I would expect that this is done via class type instances, e.g. for nat and list, but I couldn’t find a class type for decidable equality in the standard library, and even less instances for such a class type.

 

Best regards,

 

Michael

 

From: coq-club-request AT inria.fr [mailto:coq-club-request AT inria.fr] On Behalf Of Amin Timany
Sent: Thursday, August 18, 2016 10:33 AM
To: coq-club AT inria.fr
Subject: Re: [Coq-Club] Proof irrelevance for equalities - is there a trick without axioms?

 

Hi Micheal,

 

Decidable equality for A means that you can prove forall (x y : A), {x = y} + {~ x = y}. We can prove in general that if we have decidable equality for a type A for any two terms x y : A and H1 H2 : x = y, we have H1 = H2. This is proven in the library of Coq (https://coq.inria.fr/library/Coq.Logic.Eqdep_dec.html). I also once (just as an exercise) proved these theorems from scratch which you can find at https://gist.github.com/amintimany/798a096e2f2ff0582b36. What you are getting here in these proofs is (more or less) the same kind of proof for specific A x and y. In other words, when A is an inductive type with decidable equality and x and y are constructors Coq can figure (as hugo explained) the proof out.

 

Regards,

Amin

 

On 18 Aug 2016, at 10:01, Soegtrop, Michael <michael.soegtrop AT intel.com> wrote:

 

Dear Jason,

 

you are right, my usage of the wording “literal term” was sloppy. I don’t have a good definition of “literal term”, which would exclude Set::nil.

AIM 1: Reproduce the Coq mailing-list excerpt on decidable equality from "Decidable equality for A means" up to and including "the proof out.".
AIM 2: Write what comes next in the Coq mailing-list thread on decidable equality, picking up right after its final sentence.

DATASET EXTRACT:
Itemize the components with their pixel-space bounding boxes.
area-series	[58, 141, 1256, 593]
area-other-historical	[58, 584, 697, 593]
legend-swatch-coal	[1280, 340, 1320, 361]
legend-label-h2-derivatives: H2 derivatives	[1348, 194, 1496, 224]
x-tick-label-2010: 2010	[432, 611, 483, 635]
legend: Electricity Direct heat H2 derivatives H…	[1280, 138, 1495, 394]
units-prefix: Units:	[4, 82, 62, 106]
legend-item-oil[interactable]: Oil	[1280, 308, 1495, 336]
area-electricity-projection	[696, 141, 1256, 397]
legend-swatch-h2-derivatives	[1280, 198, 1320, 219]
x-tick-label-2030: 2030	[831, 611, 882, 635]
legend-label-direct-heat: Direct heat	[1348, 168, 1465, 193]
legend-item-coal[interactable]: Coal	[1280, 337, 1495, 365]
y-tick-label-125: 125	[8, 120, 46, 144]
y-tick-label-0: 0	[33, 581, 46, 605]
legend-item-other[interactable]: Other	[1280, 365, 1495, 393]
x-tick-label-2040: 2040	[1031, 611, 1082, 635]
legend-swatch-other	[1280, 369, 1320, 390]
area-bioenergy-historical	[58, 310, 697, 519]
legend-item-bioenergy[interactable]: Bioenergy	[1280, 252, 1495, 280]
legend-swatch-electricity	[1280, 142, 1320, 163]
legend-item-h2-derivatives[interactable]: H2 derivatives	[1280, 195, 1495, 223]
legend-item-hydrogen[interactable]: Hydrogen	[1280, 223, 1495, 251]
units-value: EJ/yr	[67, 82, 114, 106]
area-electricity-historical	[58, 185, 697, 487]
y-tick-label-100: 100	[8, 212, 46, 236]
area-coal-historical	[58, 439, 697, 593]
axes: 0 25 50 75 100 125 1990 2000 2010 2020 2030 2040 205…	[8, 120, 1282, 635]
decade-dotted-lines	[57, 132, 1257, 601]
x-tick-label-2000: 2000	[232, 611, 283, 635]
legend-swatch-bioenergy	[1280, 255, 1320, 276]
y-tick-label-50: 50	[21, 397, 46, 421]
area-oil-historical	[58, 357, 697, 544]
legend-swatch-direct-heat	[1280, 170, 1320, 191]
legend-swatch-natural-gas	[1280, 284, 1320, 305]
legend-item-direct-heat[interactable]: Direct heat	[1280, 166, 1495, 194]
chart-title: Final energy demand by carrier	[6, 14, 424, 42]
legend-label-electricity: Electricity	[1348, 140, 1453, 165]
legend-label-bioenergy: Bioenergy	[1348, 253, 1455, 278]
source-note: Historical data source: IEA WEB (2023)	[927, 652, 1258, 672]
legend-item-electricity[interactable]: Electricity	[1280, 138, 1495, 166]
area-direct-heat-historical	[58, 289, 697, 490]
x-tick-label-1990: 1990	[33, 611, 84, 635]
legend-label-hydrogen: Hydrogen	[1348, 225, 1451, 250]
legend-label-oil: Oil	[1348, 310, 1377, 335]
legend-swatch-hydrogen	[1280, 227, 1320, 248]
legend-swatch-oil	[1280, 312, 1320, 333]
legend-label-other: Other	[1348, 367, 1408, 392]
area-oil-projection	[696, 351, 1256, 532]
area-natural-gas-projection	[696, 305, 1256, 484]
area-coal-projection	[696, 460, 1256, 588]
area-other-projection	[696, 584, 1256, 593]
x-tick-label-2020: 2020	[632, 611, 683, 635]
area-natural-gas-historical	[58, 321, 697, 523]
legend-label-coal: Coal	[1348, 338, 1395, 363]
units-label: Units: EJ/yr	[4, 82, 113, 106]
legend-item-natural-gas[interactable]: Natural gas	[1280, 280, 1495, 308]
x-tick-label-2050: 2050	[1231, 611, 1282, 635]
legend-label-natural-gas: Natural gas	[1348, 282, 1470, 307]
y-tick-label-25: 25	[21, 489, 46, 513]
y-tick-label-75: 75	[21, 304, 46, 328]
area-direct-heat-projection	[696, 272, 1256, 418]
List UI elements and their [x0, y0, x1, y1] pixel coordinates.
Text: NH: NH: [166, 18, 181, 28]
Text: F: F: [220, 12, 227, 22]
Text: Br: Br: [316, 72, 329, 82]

REPLY 1:
Decidable equality for A means that you can prove forall (x y : A), {x = y} + {~ x = y}. We can prove in general that if we have decidable equality for a type A for any two terms x y : A and H1 H2 : x = y, we have H1 = H2. This is proven in the library of Coq (https://coq.inria.fr/library/Coq.Logic.Eqdep_dec.html). I also once (just as an exercise) proved these theorems from scratch which you can find at https://gist.github.com/amintimany/798a096e2f2ff0582b36. What you are getting here in these proofs is (more or less) the same kind of proof for specific A x and y. In other words, when A is an inductive type with decidable equality and x and y are constructors Coq can figure (as hugo explained) the proof out.

REPLY 2:
But I don’t think I understand what exactly you mean by “has decidable equality”. A declared instance of some type class? I didn’t find a type class for decidability of equality in the standard library, just the HasEqDec module type. Also I tried it with some trivial ad hoc inductive types, for which for sure no type classes or canonical instances are defined, and it did work.

 

Many thanks to all who helped to explain this, especially to John Wiegley who gave the first answer, but whom I forgot to acknowledge in my first response – sorry!

 

Best regards,

 

Michael

 

From: coq-club-request AT inria.fr [mailto:coq-club-request AT inria.fr] On Behalf Of Jason Gross
Sent: Wednesday, August 17, 2016 9:56 PM
To: coq-club AT inria.fr
Subject: Re: [Coq-Club] Proof irrelevance for equalities - is there a trick without axioms?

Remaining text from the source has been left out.